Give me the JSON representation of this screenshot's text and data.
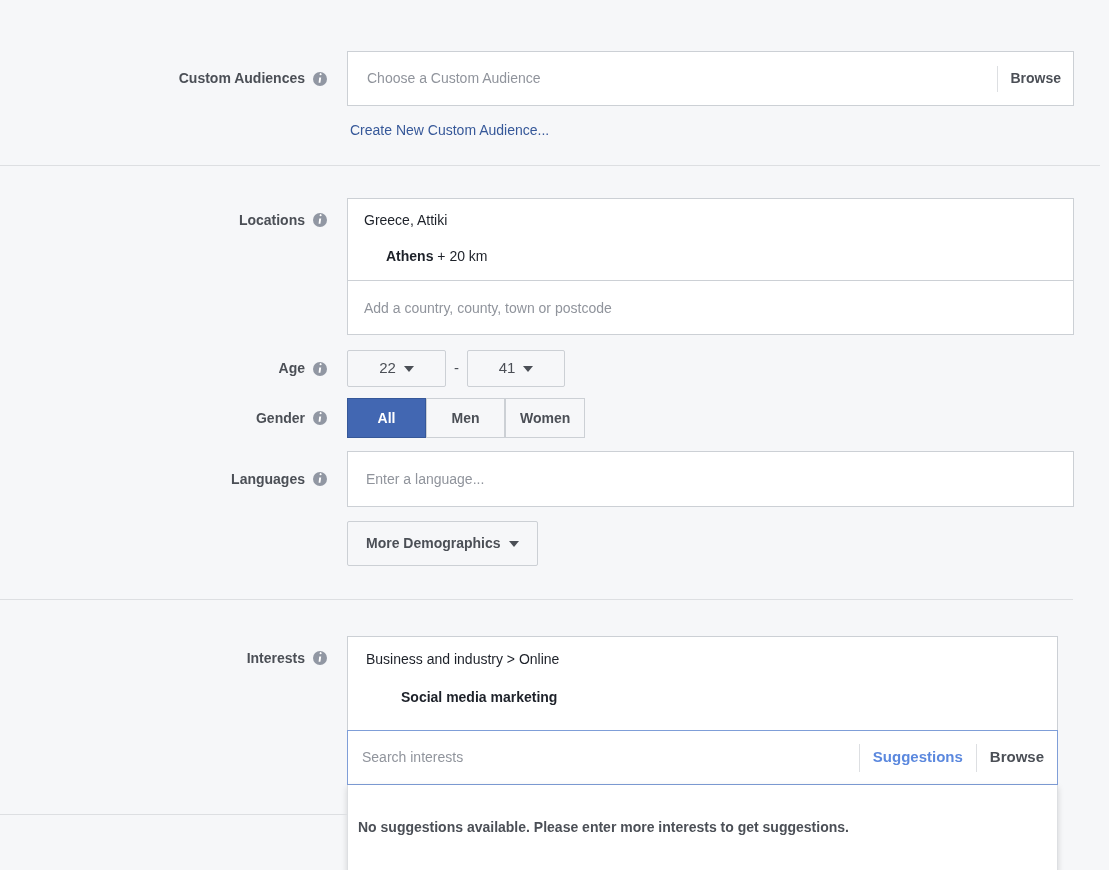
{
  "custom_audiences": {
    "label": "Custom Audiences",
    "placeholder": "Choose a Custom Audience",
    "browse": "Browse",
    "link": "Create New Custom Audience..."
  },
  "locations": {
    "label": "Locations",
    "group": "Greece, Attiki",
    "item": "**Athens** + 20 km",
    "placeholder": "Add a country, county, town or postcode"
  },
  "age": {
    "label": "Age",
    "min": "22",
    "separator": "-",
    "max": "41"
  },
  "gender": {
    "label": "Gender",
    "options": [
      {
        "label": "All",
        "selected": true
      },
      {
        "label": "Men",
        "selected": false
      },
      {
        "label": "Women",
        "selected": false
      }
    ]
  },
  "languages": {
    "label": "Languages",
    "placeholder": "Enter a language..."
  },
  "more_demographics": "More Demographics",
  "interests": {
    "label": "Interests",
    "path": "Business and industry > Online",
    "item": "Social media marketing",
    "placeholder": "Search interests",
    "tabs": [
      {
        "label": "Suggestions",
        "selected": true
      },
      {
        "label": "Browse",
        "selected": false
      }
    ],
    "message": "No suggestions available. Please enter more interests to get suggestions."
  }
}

...

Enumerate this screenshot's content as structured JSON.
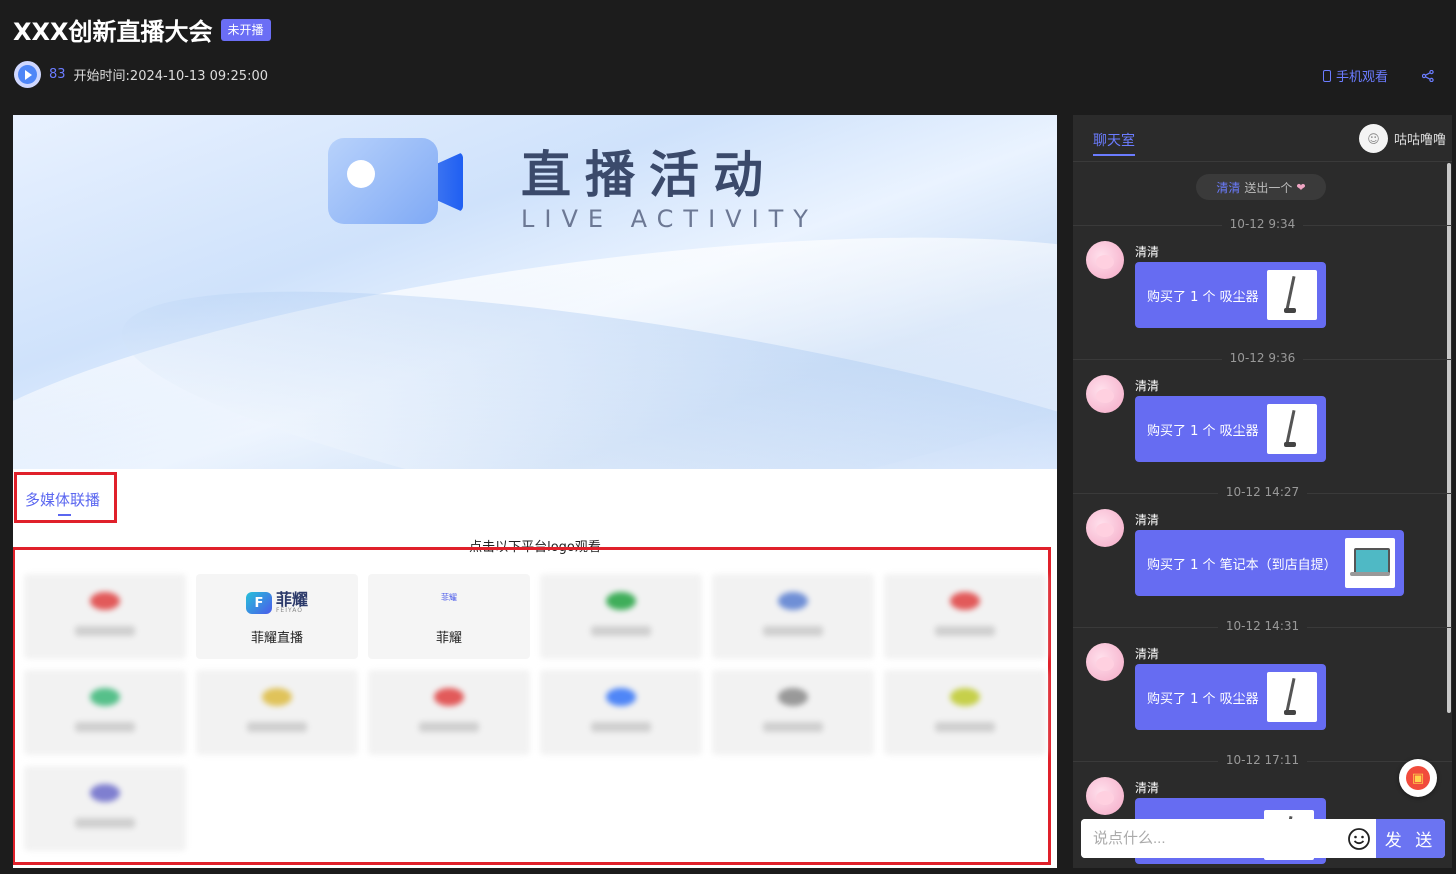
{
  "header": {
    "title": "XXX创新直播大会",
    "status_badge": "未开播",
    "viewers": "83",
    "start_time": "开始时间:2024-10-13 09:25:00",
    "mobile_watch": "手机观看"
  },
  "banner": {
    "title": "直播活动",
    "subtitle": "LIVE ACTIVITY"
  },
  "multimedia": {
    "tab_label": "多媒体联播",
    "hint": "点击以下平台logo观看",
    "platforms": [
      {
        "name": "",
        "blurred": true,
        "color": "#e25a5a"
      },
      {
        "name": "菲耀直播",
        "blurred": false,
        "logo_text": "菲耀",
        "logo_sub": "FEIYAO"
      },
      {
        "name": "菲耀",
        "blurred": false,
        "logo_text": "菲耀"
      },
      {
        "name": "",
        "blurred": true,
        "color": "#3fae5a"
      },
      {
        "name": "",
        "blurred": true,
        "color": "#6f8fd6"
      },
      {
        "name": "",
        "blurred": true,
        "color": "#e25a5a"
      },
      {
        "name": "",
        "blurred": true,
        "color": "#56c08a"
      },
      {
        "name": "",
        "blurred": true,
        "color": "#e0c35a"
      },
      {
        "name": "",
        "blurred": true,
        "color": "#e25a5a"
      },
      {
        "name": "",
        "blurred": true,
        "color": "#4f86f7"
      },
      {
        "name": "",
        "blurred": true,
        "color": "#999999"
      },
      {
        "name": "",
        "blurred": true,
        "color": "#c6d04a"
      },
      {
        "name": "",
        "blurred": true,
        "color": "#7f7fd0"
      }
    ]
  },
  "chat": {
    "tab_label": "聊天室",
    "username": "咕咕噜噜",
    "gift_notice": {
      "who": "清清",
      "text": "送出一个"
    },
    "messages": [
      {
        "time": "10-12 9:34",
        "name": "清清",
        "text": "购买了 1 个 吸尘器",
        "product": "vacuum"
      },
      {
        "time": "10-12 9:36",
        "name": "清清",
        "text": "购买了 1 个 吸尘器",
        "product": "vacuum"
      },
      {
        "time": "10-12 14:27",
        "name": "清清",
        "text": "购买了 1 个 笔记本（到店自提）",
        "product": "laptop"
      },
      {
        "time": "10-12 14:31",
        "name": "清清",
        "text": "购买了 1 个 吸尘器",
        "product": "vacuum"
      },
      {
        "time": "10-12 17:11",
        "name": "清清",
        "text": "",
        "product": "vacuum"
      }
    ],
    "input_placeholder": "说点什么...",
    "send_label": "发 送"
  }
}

**REQUIRED TASK**:
Scan the material above. Copy each line that holds the word "this".

**FINISHED TASK**:
Give me the JSON representation of this screenshot's text and data.
Enumerate this screenshot's content as structured JSON.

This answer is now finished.